═════ Extract to read

Buttevant GAA club is a Gaelic Athletic Association club located in the town of Buttevant, County Cork, Ireland. The club was founded in 1884 and fields teams in both Gaelic football and hurling. The club is a member of the Avondhu divisional board. The club plays under the name Awbeg Rangers for football competitions.

History
Founded in 1884 by Fr. Con Buckley (who attended the inaugural meeting of the GAA in Hayes Hotel in Thurles in the same year), Buttevant GAA has fielded teams in Hurling and Football since that time. The club has played in the former British army barracks since 1922, and officially took over the grounds from the state in the 1950s. Success on the field of play came in 1926 when the Intermediate Footballers won the Cork County Championship. The club also contested and lost the Intermediate Hurling Final in the same year. After numerous attempts, the club finally won the Cork Intermediate Hurling Final in 1940, the team was backboned by Cork's 'four in a row' All-Ireland winning fullback Batt Thornhill. Other players from the club to wear the Red and White of Cork included dual star Billy Mackessey (who won All Ireland Hurling and football in 1903 and 1911), Peter 'Hawker' O'Grady (who won an All Ireland Hurling medal in the 1930s), and Tommy O'Sullivan (who scored the winning goal in the 1952 All Ireland Hurling final and collected another All Ireland medal in 1953). Other success at adult level came in 1996 when the Hurlers won the Cork County Junior B title.

══════════
═════ Listing

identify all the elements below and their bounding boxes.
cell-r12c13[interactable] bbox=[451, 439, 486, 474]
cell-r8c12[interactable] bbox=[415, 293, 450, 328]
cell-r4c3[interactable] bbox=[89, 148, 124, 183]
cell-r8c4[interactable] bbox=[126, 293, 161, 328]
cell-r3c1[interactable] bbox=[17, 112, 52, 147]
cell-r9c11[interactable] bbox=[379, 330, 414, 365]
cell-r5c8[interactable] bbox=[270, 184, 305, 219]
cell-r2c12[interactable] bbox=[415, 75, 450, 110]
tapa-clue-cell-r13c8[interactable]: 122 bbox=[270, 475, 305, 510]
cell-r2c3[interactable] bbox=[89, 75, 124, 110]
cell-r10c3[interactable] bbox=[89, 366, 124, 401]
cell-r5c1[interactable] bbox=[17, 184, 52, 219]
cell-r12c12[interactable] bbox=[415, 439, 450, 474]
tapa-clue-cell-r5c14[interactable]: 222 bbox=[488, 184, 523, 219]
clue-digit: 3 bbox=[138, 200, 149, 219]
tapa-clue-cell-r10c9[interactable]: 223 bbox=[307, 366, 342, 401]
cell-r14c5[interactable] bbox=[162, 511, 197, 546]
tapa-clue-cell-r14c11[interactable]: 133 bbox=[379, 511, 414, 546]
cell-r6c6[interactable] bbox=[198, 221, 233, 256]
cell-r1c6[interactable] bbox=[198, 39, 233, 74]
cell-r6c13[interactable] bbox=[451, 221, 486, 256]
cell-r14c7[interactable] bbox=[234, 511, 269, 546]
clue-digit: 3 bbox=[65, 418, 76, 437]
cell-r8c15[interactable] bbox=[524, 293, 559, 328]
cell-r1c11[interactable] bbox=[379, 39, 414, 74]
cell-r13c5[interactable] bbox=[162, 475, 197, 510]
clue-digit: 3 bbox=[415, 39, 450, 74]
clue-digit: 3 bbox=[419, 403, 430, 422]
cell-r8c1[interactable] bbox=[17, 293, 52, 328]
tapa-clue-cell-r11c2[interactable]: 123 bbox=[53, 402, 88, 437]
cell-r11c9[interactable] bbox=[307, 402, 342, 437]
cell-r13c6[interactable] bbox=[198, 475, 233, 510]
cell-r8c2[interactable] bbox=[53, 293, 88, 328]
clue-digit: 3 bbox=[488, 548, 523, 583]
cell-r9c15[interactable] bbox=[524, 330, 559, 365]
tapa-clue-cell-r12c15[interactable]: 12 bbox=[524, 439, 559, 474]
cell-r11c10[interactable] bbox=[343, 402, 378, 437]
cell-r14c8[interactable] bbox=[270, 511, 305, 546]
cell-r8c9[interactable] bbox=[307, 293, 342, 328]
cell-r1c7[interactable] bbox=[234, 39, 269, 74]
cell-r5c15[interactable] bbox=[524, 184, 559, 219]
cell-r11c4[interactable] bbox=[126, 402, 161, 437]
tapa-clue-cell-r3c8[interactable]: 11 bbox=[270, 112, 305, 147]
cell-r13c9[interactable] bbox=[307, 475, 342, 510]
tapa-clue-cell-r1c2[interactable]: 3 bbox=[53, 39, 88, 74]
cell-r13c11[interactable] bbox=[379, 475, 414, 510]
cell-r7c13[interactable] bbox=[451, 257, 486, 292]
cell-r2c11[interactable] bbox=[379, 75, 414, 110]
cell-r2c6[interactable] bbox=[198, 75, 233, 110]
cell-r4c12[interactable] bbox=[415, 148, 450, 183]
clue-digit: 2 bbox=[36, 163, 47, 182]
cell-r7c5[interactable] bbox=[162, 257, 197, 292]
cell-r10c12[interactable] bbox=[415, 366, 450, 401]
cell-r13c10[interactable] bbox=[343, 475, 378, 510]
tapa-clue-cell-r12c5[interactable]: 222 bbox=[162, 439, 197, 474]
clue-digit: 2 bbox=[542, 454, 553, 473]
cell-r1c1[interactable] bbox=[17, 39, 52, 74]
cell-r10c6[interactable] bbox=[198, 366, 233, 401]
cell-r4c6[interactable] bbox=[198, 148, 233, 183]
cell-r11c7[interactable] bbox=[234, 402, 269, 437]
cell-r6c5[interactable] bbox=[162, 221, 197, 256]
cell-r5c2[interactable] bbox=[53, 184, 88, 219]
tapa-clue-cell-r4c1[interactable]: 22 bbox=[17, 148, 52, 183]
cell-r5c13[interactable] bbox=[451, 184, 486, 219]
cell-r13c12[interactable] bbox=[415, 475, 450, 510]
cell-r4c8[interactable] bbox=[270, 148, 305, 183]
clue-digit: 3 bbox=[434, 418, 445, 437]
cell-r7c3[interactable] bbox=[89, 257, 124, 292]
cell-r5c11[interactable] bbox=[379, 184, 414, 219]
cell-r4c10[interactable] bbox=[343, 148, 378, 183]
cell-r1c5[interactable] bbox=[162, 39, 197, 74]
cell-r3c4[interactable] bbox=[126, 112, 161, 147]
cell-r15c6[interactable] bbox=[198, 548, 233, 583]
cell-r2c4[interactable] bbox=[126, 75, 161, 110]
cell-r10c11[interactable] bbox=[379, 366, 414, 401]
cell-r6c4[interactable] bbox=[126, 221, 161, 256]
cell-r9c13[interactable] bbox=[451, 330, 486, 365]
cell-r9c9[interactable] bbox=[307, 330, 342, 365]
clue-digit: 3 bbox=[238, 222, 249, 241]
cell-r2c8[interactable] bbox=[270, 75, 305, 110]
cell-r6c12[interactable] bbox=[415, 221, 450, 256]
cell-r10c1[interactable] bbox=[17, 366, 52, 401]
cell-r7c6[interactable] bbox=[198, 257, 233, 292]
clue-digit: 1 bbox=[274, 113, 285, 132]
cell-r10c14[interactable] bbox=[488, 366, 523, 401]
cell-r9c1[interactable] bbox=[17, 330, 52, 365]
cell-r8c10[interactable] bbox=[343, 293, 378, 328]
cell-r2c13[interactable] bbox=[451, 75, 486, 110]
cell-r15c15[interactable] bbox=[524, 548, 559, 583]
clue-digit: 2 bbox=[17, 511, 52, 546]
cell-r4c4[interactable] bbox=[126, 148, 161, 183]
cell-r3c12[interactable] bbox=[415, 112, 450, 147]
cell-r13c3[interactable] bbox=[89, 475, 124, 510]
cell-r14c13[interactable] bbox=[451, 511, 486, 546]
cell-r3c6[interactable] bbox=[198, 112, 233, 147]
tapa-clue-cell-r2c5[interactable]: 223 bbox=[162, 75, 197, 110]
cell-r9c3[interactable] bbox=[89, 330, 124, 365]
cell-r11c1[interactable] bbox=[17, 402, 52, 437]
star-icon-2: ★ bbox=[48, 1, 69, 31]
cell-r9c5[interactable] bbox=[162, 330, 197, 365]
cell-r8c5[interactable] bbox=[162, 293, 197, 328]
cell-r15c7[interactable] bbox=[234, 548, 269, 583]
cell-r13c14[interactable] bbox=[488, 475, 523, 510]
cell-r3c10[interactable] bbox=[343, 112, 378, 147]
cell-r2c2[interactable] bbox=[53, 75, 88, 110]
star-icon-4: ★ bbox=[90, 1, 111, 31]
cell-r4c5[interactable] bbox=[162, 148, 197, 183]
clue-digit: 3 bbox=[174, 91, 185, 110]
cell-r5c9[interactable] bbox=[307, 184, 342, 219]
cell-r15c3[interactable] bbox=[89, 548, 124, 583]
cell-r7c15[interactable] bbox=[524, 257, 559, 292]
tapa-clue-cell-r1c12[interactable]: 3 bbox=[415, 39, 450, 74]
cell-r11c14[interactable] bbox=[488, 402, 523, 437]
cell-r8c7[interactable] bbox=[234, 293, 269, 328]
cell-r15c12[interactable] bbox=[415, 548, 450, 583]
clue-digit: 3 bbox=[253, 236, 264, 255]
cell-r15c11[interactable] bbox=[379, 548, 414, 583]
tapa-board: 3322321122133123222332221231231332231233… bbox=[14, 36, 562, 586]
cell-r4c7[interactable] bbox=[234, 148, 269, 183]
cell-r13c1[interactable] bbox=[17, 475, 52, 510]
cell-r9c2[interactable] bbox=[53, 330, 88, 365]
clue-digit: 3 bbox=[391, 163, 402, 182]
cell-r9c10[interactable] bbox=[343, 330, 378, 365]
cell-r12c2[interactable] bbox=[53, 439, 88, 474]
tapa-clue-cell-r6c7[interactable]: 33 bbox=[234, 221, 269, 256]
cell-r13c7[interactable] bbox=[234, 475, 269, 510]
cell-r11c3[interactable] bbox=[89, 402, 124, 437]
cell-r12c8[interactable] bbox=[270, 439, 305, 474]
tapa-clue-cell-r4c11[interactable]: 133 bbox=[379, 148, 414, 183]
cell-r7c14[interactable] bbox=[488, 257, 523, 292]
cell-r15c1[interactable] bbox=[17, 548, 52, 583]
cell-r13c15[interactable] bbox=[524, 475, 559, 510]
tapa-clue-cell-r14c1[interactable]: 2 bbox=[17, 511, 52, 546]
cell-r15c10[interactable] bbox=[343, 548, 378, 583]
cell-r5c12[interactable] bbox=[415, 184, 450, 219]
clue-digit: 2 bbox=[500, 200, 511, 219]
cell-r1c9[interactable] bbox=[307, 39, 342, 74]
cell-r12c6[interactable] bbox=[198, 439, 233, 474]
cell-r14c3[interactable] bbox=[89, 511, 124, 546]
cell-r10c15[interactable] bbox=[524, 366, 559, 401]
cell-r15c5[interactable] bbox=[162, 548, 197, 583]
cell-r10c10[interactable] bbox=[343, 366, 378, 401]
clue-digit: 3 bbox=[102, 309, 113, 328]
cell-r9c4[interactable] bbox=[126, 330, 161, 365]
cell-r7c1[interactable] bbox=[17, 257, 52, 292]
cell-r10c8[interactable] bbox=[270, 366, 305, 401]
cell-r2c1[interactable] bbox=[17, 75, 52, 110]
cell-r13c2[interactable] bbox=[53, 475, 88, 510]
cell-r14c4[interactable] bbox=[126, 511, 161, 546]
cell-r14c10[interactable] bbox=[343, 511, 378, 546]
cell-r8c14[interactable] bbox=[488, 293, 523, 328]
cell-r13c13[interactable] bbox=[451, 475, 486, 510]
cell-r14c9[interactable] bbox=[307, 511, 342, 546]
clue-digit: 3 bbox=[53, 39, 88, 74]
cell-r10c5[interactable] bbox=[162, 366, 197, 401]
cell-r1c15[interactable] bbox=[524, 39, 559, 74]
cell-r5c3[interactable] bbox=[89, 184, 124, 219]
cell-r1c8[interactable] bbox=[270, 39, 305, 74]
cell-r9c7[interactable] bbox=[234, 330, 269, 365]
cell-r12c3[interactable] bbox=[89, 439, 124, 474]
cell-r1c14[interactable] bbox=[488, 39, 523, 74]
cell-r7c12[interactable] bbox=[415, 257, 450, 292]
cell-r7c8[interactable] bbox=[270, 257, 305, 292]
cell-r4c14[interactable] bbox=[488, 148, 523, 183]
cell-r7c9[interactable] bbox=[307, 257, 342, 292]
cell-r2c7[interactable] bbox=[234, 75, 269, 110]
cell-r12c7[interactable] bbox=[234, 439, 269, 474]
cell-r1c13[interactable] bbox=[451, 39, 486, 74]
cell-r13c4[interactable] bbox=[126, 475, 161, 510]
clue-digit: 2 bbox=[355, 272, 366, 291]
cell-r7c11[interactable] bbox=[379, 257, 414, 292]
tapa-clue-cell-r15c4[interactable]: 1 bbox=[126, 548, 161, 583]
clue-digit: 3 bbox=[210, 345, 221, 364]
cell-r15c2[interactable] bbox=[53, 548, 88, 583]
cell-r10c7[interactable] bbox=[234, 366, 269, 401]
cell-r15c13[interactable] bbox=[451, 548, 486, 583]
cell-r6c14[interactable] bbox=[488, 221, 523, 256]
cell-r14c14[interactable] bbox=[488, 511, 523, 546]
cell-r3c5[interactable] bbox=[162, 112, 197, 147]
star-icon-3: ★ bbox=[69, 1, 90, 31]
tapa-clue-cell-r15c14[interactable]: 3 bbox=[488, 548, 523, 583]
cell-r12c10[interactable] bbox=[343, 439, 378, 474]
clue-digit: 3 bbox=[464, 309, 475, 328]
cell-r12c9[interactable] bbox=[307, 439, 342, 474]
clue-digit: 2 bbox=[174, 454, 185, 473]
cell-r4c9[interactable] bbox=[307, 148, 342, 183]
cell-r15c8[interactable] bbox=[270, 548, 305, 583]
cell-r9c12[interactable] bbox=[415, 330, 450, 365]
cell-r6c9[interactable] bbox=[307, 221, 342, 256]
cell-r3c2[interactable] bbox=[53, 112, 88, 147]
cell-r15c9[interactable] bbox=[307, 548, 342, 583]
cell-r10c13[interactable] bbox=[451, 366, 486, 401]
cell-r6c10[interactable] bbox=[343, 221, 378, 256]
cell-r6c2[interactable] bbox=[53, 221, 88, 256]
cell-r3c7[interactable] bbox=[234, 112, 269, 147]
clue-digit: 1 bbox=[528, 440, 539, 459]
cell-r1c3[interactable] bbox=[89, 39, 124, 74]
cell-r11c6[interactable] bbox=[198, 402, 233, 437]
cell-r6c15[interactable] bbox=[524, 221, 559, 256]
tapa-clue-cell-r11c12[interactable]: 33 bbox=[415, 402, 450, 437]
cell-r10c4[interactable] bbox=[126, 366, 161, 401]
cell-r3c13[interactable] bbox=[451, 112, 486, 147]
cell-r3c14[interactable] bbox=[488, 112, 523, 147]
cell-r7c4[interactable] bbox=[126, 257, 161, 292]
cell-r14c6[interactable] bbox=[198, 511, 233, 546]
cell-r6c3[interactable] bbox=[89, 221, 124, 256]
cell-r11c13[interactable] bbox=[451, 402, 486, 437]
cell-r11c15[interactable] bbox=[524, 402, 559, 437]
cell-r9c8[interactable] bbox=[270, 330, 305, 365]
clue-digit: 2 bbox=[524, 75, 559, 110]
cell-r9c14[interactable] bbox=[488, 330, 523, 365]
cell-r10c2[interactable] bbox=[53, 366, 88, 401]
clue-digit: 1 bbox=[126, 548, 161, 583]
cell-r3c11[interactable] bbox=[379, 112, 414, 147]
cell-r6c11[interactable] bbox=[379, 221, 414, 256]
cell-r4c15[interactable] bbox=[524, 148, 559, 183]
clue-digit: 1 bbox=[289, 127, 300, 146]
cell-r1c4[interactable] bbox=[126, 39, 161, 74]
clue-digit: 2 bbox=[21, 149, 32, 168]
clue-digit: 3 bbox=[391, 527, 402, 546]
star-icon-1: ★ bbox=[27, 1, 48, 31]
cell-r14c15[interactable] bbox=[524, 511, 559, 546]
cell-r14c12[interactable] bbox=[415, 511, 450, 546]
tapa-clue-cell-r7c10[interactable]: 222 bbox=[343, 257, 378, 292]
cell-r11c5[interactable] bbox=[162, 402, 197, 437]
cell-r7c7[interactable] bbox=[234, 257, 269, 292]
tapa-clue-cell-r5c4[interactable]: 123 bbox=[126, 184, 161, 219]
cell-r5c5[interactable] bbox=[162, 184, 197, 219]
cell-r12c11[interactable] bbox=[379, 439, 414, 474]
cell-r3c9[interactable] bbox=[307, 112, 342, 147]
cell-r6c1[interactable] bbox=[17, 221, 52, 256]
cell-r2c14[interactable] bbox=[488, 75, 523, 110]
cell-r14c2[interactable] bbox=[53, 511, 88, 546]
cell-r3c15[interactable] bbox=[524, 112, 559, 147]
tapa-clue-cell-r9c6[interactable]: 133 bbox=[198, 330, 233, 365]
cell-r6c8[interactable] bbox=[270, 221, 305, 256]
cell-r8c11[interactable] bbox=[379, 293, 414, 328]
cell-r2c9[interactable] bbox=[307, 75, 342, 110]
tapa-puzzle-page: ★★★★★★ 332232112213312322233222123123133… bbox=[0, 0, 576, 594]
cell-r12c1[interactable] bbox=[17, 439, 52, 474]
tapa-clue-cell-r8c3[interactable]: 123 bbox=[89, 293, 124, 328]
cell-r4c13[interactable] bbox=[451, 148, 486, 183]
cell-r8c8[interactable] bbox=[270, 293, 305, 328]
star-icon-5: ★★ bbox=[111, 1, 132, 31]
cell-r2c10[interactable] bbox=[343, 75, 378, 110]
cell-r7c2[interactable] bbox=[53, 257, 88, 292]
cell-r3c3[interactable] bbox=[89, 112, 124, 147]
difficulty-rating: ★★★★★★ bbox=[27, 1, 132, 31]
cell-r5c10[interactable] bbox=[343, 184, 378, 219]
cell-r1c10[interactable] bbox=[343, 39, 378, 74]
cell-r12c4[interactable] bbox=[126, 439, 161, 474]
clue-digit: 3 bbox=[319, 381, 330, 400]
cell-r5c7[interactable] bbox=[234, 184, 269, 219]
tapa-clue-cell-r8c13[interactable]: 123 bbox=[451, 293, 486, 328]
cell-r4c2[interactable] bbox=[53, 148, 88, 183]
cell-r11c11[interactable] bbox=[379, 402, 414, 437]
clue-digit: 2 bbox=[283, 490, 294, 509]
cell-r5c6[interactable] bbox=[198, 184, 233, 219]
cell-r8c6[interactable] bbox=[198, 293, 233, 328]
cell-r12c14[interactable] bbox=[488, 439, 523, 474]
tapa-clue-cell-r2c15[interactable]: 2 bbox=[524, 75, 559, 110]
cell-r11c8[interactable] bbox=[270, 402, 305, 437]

══════════

** Task instructions **
Name every person mentioned in the Buttevant GAA club history above.

** Result of the exercise **
- Fr. Con Buckley
- Batt Thornhill
- Billy Mackessey
- Peter 'Hawker' O'Grady
- Tommy O'Sullivan